**Directions:** Reproduce each line from the records that holds "called".

**Exercise inputs:**
■ ■ ■
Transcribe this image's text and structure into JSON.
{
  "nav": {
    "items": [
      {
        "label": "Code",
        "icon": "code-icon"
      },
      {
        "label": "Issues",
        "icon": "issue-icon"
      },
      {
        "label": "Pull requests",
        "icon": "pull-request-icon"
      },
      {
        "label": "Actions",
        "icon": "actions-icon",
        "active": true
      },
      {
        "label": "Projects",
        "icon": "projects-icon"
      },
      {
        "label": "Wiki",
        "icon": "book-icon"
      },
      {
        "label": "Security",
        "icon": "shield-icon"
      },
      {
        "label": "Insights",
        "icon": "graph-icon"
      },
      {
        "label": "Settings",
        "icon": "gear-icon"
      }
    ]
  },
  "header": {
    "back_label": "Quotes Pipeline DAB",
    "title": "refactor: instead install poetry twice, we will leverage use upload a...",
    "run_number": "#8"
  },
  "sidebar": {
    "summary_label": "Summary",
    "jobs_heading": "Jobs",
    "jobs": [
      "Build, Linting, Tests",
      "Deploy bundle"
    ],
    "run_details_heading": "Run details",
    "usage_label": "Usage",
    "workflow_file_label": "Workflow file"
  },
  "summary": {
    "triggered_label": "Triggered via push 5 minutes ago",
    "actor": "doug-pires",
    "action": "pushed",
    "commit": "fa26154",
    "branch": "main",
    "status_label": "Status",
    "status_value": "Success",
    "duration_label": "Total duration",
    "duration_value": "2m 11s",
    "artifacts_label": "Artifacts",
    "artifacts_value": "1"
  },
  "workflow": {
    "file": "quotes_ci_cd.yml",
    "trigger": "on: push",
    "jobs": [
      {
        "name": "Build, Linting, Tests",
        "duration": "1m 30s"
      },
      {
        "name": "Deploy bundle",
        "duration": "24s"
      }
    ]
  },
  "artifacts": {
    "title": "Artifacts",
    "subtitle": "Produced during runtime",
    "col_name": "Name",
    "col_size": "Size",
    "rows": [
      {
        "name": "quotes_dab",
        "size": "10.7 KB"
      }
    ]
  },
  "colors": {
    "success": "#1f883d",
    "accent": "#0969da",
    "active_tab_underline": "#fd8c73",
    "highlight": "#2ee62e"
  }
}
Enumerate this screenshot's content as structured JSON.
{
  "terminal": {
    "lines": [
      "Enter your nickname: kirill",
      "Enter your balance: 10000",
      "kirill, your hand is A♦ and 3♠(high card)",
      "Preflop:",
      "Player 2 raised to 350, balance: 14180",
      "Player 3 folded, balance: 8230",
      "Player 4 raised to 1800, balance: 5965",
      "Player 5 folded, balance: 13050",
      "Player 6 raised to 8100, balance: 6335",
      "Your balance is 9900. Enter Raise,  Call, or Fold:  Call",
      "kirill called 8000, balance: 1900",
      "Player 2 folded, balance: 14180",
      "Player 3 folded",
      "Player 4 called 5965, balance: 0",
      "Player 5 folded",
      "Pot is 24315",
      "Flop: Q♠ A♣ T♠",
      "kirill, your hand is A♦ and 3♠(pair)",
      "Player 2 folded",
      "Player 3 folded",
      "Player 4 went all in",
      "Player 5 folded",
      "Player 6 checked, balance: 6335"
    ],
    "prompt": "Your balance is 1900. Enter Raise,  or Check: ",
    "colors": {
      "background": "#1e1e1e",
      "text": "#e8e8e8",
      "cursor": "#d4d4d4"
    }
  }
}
■ ■ ■
**Exercise solution:**
      "kirill called 8000, balance: 1900",
      "Player 4 called 5965, balance: 0",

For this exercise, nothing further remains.